→ **Written request**: Lines containing the word "JSON" are the ones to copy from the records below.

+++++

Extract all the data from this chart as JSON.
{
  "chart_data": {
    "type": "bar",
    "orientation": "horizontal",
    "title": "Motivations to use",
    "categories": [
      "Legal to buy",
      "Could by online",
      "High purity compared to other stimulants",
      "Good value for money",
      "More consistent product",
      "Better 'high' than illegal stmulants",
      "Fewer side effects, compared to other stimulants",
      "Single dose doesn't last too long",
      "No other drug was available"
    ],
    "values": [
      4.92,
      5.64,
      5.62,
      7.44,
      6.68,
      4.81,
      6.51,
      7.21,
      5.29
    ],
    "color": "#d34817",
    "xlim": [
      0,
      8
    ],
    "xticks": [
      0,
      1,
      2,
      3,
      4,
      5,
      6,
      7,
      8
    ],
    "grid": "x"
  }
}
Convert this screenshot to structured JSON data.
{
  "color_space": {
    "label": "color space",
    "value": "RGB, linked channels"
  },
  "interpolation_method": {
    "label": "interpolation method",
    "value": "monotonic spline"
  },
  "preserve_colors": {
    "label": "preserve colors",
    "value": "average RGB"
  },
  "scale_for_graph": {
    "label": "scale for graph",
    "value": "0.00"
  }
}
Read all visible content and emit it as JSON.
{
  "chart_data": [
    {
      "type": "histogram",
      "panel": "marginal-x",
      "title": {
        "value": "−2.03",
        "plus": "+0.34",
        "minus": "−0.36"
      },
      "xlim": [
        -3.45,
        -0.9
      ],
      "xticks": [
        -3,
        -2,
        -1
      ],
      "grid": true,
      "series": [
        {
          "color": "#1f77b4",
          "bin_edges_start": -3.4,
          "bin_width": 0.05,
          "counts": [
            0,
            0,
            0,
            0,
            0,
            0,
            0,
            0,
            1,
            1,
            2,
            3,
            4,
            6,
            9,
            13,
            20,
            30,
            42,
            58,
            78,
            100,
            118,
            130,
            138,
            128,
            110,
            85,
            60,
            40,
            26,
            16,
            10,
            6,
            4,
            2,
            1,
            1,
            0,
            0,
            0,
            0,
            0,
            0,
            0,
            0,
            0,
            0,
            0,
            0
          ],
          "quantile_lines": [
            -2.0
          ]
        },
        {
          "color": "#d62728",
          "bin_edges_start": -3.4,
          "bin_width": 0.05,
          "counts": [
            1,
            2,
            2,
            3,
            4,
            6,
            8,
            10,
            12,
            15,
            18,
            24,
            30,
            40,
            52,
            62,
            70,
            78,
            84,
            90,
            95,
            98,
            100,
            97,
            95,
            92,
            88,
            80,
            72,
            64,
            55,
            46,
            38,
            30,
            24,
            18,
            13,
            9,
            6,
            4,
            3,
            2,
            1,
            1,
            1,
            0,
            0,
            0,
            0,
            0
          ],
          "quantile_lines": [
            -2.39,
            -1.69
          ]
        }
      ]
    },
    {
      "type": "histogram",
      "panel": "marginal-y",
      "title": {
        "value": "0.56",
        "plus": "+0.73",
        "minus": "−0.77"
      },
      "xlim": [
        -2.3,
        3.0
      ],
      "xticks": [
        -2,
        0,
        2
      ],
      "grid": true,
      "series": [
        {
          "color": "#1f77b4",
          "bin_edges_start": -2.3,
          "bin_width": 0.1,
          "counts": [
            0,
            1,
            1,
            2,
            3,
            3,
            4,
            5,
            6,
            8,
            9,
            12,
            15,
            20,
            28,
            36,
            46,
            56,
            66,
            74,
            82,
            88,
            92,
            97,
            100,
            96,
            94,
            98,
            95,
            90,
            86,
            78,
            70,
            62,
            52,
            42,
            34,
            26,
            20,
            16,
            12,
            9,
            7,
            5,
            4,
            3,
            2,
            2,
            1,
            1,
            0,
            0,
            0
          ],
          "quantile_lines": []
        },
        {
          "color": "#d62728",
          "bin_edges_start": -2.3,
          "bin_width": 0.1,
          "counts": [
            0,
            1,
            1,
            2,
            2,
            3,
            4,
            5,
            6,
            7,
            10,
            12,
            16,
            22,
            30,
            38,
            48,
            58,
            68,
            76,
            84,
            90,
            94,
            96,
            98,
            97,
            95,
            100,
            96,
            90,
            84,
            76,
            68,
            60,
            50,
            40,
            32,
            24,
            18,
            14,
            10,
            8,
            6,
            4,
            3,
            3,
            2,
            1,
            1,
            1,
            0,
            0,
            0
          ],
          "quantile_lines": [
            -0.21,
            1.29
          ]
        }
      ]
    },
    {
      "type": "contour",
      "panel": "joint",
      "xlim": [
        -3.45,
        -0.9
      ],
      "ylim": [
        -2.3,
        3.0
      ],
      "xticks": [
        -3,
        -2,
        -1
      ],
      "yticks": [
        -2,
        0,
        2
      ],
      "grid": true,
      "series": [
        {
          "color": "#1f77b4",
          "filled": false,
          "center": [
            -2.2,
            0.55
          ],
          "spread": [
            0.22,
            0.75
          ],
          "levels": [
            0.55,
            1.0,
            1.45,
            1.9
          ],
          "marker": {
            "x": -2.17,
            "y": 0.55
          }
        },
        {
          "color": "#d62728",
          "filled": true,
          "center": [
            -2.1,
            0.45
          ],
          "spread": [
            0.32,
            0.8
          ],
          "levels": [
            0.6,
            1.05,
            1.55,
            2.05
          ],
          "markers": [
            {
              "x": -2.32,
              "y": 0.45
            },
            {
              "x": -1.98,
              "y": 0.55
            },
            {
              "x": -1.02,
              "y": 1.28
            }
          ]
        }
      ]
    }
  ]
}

+++++

→ **Answer in full**:
Extract all the data from this chart as JSON.
Convert this screenshot to structured JSON data.
Read all visible content and emit it as JSON.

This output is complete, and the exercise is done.